Tasks and exercises:
A: Answer these questions about the account of Jonathan's illness:
(i) How old was Jonathan when the attacks began?
(ii) Where did he go home to at Christmas 1978?
(iii) In which psychiatric hospital did he spend time over the next few years?
B: Write the next part of the account of Jonathan's illness, following on from its last sentence.

Document segment:
'''
For 10 years his family sought help, from doctors, the social services and the health authorities for treatment and care to prevent Jonathan hurting himself and his family.

And yet, despite the terrifying imaginings which tormented him, his bizarre and sometimes frightening behaviour, his repeated suicide attempts and the recurring violent attacks on members of his family, no co-ordinated specialised service existed to address Jonathan's particular form of mental illness - schizophrenia.

Jonathan was suddenly struck down by intermittent attacks of what his family can only describe as madness, in 1978, when he was 18. Having studied graphic design at college and also acquired skills as a mechanic, he had settled in London. But at Christmas 1978 he left his girlfriend of several years and went home to Harrogate in North Yorkshire.

His eldest sister Sarah, now 37, recalls: 'He came and sat in a chair and laughed without stopping for a week. He just had hysterics. He was obviously ill but it was so bizarre because he was laughing all the time.'

He began to suffer from increasingly frightening nightmares and delusions. Jonathan's mother Pam, now 60, persuaded him to see the local GP, who prescribed medication. This controlled the delusions and but caused depression.

Jonathan's other sister Kirstie, 36, wrote down some of her memories of that time: 'Very soon he stopped taking the tablets and started to fear the doctor. Without medication, his health deteriorated very quickly. His mind became full of delusions; imaginary people and voices taunted him . . .' Over the next few years, Jonathan spent time in Clifton psychiatric hospital in York but on early visits he escaped.
'''
Dataset entries:
'''
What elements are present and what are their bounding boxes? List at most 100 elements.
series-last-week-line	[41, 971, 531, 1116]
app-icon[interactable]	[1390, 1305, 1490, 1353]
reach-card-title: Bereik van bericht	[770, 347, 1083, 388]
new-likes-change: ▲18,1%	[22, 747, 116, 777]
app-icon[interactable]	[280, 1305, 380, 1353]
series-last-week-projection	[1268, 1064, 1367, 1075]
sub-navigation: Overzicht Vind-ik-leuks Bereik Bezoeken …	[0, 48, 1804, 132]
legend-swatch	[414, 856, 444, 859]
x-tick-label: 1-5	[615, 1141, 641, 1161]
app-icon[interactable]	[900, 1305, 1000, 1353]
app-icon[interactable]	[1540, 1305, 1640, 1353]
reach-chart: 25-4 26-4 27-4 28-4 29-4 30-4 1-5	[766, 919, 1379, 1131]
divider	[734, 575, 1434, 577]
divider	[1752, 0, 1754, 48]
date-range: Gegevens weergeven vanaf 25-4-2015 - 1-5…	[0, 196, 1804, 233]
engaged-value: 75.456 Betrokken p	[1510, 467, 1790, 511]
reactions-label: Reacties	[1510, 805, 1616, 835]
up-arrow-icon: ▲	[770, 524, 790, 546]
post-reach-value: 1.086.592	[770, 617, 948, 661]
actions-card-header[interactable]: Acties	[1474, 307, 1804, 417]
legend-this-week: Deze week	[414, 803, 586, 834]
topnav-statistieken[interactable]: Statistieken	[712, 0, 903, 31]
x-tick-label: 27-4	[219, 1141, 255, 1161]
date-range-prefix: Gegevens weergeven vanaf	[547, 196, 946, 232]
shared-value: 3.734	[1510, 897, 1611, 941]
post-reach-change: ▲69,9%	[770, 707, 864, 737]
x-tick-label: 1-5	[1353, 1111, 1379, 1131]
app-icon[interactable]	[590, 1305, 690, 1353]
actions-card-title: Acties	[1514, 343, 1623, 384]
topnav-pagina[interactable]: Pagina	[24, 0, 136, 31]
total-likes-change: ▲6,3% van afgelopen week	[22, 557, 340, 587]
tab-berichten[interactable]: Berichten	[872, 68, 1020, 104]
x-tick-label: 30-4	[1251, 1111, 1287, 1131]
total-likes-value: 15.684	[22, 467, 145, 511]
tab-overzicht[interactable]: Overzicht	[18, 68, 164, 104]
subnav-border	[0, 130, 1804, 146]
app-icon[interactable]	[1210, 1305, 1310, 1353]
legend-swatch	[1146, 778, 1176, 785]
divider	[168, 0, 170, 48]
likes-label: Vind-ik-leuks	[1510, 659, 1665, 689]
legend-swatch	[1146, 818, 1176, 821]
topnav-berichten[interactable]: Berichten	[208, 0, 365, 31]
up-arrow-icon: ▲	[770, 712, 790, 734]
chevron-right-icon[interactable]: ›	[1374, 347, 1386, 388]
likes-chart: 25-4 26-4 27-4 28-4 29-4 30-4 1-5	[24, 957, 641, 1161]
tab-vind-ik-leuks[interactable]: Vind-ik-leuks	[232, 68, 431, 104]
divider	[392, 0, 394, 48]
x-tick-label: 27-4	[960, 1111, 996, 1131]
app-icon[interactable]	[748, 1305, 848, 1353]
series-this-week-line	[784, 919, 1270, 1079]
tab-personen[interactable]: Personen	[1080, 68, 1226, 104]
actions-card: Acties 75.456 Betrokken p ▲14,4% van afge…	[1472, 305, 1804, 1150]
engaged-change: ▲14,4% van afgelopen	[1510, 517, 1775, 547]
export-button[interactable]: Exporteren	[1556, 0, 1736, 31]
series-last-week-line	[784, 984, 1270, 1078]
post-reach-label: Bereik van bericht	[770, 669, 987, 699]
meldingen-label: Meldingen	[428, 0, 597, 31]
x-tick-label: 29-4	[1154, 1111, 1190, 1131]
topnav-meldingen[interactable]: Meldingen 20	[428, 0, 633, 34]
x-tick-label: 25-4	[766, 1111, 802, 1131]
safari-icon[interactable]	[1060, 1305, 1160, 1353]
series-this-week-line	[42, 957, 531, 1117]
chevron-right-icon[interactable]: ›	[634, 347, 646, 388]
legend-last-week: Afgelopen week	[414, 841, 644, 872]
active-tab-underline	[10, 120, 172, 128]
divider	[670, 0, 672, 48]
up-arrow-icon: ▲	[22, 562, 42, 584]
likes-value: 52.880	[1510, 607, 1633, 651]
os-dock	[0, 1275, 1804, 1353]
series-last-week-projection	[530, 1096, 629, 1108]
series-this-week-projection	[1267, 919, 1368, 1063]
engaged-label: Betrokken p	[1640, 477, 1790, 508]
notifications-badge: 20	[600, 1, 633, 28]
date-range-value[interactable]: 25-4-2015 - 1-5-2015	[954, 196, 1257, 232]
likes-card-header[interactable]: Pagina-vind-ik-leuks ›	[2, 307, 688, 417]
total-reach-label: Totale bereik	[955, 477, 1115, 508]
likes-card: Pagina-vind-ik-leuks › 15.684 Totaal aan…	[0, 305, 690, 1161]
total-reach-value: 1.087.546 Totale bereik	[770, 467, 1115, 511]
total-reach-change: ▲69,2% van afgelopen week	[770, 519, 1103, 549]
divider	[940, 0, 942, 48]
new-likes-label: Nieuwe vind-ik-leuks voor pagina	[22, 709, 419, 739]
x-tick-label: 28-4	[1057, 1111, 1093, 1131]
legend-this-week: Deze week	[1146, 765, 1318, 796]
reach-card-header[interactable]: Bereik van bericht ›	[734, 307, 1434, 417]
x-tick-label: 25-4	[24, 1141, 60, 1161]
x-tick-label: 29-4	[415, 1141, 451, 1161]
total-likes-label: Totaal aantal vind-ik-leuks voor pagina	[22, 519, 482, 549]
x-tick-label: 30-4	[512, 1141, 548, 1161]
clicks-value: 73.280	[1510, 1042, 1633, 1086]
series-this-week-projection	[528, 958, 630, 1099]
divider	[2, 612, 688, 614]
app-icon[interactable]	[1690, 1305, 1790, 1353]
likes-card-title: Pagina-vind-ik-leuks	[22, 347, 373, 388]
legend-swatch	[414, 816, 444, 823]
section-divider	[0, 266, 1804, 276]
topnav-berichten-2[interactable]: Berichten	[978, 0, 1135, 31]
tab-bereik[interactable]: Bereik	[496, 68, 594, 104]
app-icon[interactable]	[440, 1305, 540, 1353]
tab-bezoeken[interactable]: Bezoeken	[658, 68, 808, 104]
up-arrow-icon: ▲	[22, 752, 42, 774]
'''
Responses per task:
A:
(i) 18
(ii) Harrogate in North Yorkshire
(iii) Clifton psychiatric hospital in York

B:
As the paranoia deepened he started carrying around weapons - a knife and a small wood chopping axe - to protect himself from imaginary evil forces. He started beating up his mother and Sarah and once he attacked his estranged father Tom with an iron bar. Although divorced from Pam when Jonathan was nine, Tom returned from the United States when he heard how ill his son had become. He stayed to look after him and ended up looking after his former wife who now needs 24-hours a day care.

By 1988 Jonathan was returning home to terrorise his mother and Kirstie, both of whom he came to fear and hate. Kirstie wrote to his psychiatrist warning that unless something was done she feared Jonathan would kill his mother. He almost did.

In April 1988 in a frenzied attack with a motor cycle chain, Jonathan knocked his mother through a glass door and battered her around the head and face until she was unconscious, unrecognisable and irreversibly brain damaged.

In July 1989 Jonathan was convicted of causing grievous bodily harm and ordered to be detained under the Mental Health Act. Now being treated for schizophrenia in Rampton Hospital, Nottinghamshire, for patients under special security, he is due in April for his annual hearing before a Mental Health Review tribunal.

His family expect him to be released this year or next into sheltered accommodation under the supervision of two psychiatrists. They are frightened at the prospect he will return to his roots. Since the system could not cope with him last time, they are not convinced it will in future.